- **Figure record extracts**

════

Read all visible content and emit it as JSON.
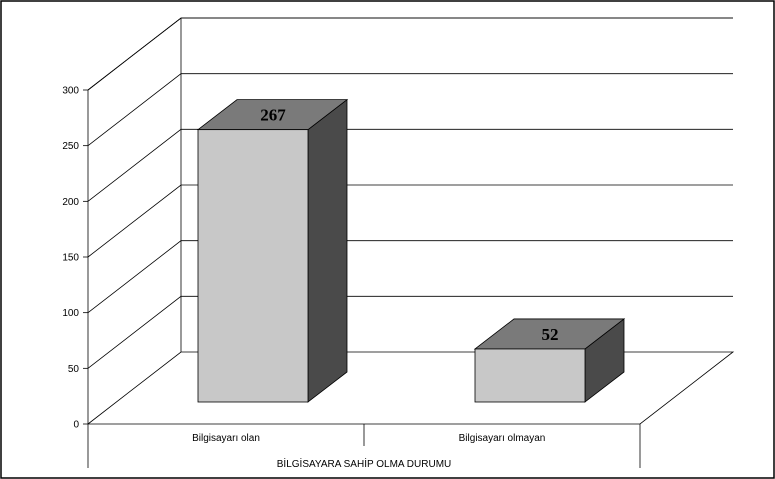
{
  "chart_data": {
    "type": "bar",
    "style": "3d-column",
    "categories": [
      "Bilgisayarı olan",
      "Bilgisayarı olmayan"
    ],
    "values": [
      267,
      52
    ],
    "data_labels": [
      "267",
      "52"
    ],
    "title": "",
    "xlabel": "BİLGİSAYARA SAHİP OLMA DURUMU",
    "ylabel": "",
    "ylim": [
      0,
      300
    ],
    "yticks": [
      "0",
      "50",
      "100",
      "150",
      "200",
      "250",
      "300"
    ],
    "grid": true,
    "legend": "none"
  },
  "colors": {
    "bar_front": "#c8c8c8",
    "bar_side": "#4a4a4a",
    "bar_top": "#7a7a7a",
    "grid": "#000000"
  }
}
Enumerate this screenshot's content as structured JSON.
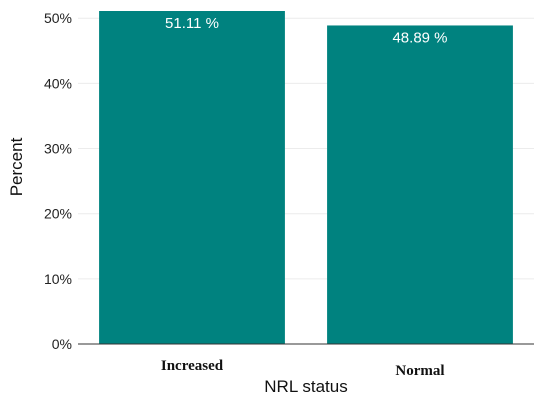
{
  "chart_data": {
    "type": "bar",
    "categories": [
      "Increased",
      "Normal"
    ],
    "values": [
      51.11,
      48.89
    ],
    "value_labels": [
      "51.11 %",
      "48.89 %"
    ],
    "xlabel": "NRL status",
    "ylabel": "Percent",
    "ylim": [
      0,
      51.11
    ],
    "yticks": [
      0,
      10,
      20,
      30,
      40,
      50
    ],
    "ytick_labels": [
      "0%",
      "10%",
      "20%",
      "30%",
      "40%",
      "50%"
    ],
    "grid": true,
    "bar_color": "#00827f"
  }
}
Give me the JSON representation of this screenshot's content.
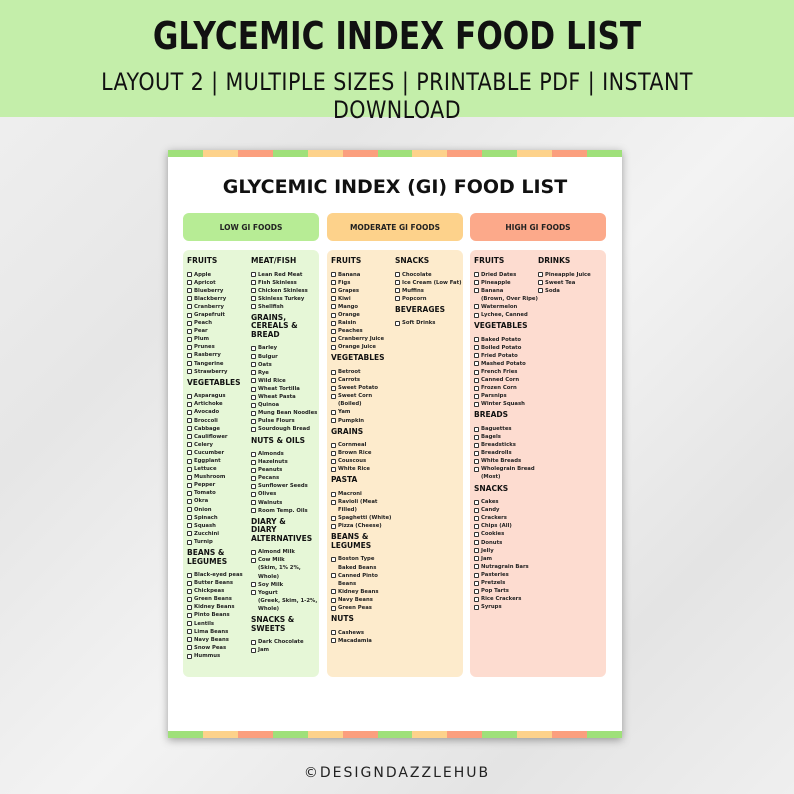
{
  "banner": {
    "title": "GLYCEMIC INDEX FOOD LIST",
    "subtitle": "LAYOUT 2 | MULTIPLE SIZES | PRINTABLE PDF | INSTANT DOWNLOAD"
  },
  "sheet": {
    "title": "GLYCEMIC INDEX (GI) FOOD LIST"
  },
  "colors": {
    "banner": "#c4eeaa",
    "low": "#b7ec95",
    "low_bg": "#e6f7d7",
    "moderate": "#fdd28b",
    "moderate_bg": "#fdebcc",
    "high": "#fca98a",
    "high_bg": "#fddcd0"
  },
  "columns": [
    {
      "label": "LOW GI FOODS",
      "subcolumns": [
        [
          {
            "title": "FRUITS",
            "items": [
              "Apple",
              "Apricot",
              "Blueberry",
              "Blackberry",
              "Cranberry",
              "Grapefruit",
              "Peach",
              "Pear",
              "Plum",
              "Prunes",
              "Rasberry",
              "Tangerine",
              "Strawberry"
            ]
          },
          {
            "title": "VEGETABLES",
            "items": [
              "Asparagus",
              "Artichoke",
              "Avocado",
              "Broccoli",
              "Cabbage",
              "Cauliflower",
              "Celery",
              "Cucumber",
              "Eggplant",
              "Lettuce",
              "Mushroom",
              "Pepper",
              "Tomato",
              "Okra",
              "Onion",
              "Spinach",
              "Squash",
              "Zucchini",
              "Turnip"
            ]
          },
          {
            "title": "BEANS & LEGUMES",
            "items": [
              "Black-eyed peas",
              "Butter Beans",
              "Chickpeas",
              "Green Beans",
              "Kidney Beans",
              "Pinto Beans",
              "Lentils",
              "Lima Beans",
              "Navy Beans",
              "Snow Peas",
              "Hummus"
            ]
          }
        ],
        [
          {
            "title": "MEAT/FISH",
            "items": [
              "Lean Red Meat",
              "Fish Skinless",
              "Chicken Skinless",
              "Skinless Turkey",
              "Shellfish"
            ]
          },
          {
            "title": "GRAINS, CEREALS & BREAD",
            "items": [
              "Barley",
              "Bulgur",
              "Oats",
              "Rye",
              "Wild Rice",
              "Wheat Tortilla",
              "Wheat Pasta",
              "Quinoa",
              "Mung Bean Noodles",
              "Pulse Flours",
              "Sourdough Bread"
            ]
          },
          {
            "title": "NUTS & OILS",
            "items": [
              "Almonds",
              "Hazelnuts",
              "Peanuts",
              "Pecans",
              "Sunflower Seeds",
              "Olives",
              "Walnuts",
              "Room Temp. Oils"
            ]
          },
          {
            "title": "DIARY & DIARY ALTERNATIVES",
            "items": [
              "Almond Milk",
              "Cow Milk\n(Skim, 1% 2%, Whole)",
              "Soy Milk",
              "Yogurt\n(Greek, Skim, 1-2%, Whole)"
            ]
          },
          {
            "title": "SNACKS & SWEETS",
            "items": [
              "Dark Chocolate",
              "Jam"
            ]
          }
        ]
      ]
    },
    {
      "label": "MODERATE GI FOODS",
      "subcolumns": [
        [
          {
            "title": "FRUITS",
            "items": [
              "Banana",
              "Figs",
              "Grapes",
              "Kiwi",
              "Mango",
              "Orange",
              "Raisin",
              "Peaches",
              "Cranberry Juice",
              "Orange Juice"
            ]
          },
          {
            "title": "VEGETABLES",
            "items": [
              "Betroot",
              "Carrots",
              "Sweet Potato",
              "Sweet Corn (Boiled)",
              "Yam",
              "Pumpkin"
            ]
          },
          {
            "title": "GRAINS",
            "items": [
              "Cornmeal",
              "Brown Rice",
              "Couscous",
              "White Rice"
            ]
          },
          {
            "title": "PASTA",
            "items": [
              "Macroni",
              "Ravioli (Meat Filled)",
              "Spaghetti (White)",
              "Pizza (Cheese)"
            ]
          },
          {
            "title": "BEANS & LEGUMES",
            "items": [
              "Boston Type\nBaked Beans",
              "Canned Pinto Beans",
              "Kidney Beans",
              "Navy Beans",
              "Green Peas"
            ]
          },
          {
            "title": "NUTS",
            "items": [
              "Cashews",
              "Macadamia"
            ]
          }
        ],
        [
          {
            "title": "SNACKS",
            "items": [
              "Chocolate",
              "Ice Cream (Low Fat)",
              "Muffins",
              "Popcorn"
            ]
          },
          {
            "title": "BEVERAGES",
            "items": [
              "Soft Drinks"
            ]
          }
        ]
      ]
    },
    {
      "label": "HIGH GI FOODS",
      "subcolumns": [
        [
          {
            "title": "FRUITS",
            "items": [
              "Dried Dates",
              "Pineapple",
              "Banana\n(Brown, Over Ripe)",
              "Watermelon",
              "Lychee, Canned"
            ]
          },
          {
            "title": "VEGETABLES",
            "items": [
              "Baked Potato",
              "Boiled Potato",
              "Fried Potato",
              "Mashed Potato",
              "French Fries",
              "Canned Corn",
              "Frozen Corn",
              "Parsnips",
              "Winter Squash"
            ]
          },
          {
            "title": "BREADS",
            "items": [
              "Baguettes",
              "Bagels",
              "Breadsticks",
              "Breadrolls",
              "White Breads",
              "Wholegrain Bread (Most)"
            ]
          },
          {
            "title": "SNACKS",
            "items": [
              "Cakes",
              "Candy",
              "Crackers",
              "Chips (All)",
              "Cookies",
              "Donuts",
              "Jelly",
              "Jam",
              "Nutragrain Bars",
              "Pasteries",
              "Pretzels",
              "Pop Tarts",
              "Rice Crackers",
              "Syrups"
            ]
          }
        ],
        [
          {
            "title": "DRINKS",
            "items": [
              "Pineapple Juice",
              "Sweet Tea",
              "Soda"
            ]
          }
        ]
      ]
    }
  ],
  "footer": {
    "text": "©DESIGNDAZZLEHUB"
  }
}
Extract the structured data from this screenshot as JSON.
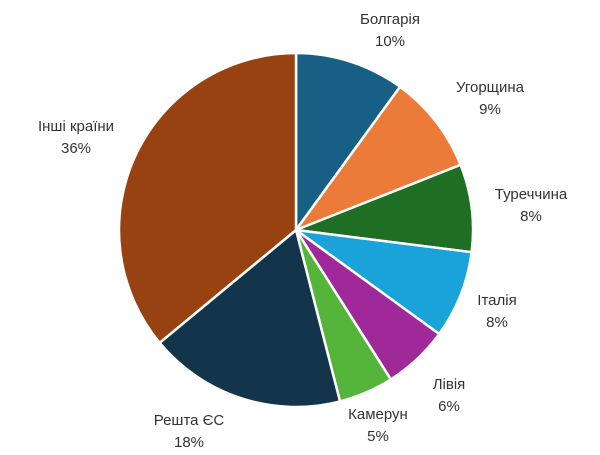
{
  "chart_data": {
    "type": "pie",
    "title": "",
    "slices": [
      {
        "label": "Болгарія",
        "value": 10,
        "value_label": "10%",
        "color": "#185f85"
      },
      {
        "label": "Угорщина",
        "value": 9,
        "value_label": "9%",
        "color": "#ec7a38"
      },
      {
        "label": "Туреччина",
        "value": 8,
        "value_label": "8%",
        "color": "#1e6e23"
      },
      {
        "label": "Італія",
        "value": 8,
        "value_label": "8%",
        "color": "#1aa3d9"
      },
      {
        "label": "Лівія",
        "value": 6,
        "value_label": "6%",
        "color": "#a0299a"
      },
      {
        "label": "Камерун",
        "value": 5,
        "value_label": "5%",
        "color": "#55b43a"
      },
      {
        "label": "Решта ЄС",
        "value": 18,
        "value_label": "18%",
        "color": "#12354b"
      },
      {
        "label": "Інші країни",
        "value": 36,
        "value_label": "36%",
        "color": "#974210"
      }
    ],
    "start_angle": "12 o'clock",
    "direction": "clockwise",
    "legend": "none"
  }
}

════

- **REQUIREMENTS**
Where does the word "content" appear in the listing? List each line that holds it.

- **SOLUTION TO THIS EXERCISE**
Read all visible content and emit it as JSON.
Enumerate this screenshot's content as structured JSON.
Give me the JSON representation of this screenshot's content.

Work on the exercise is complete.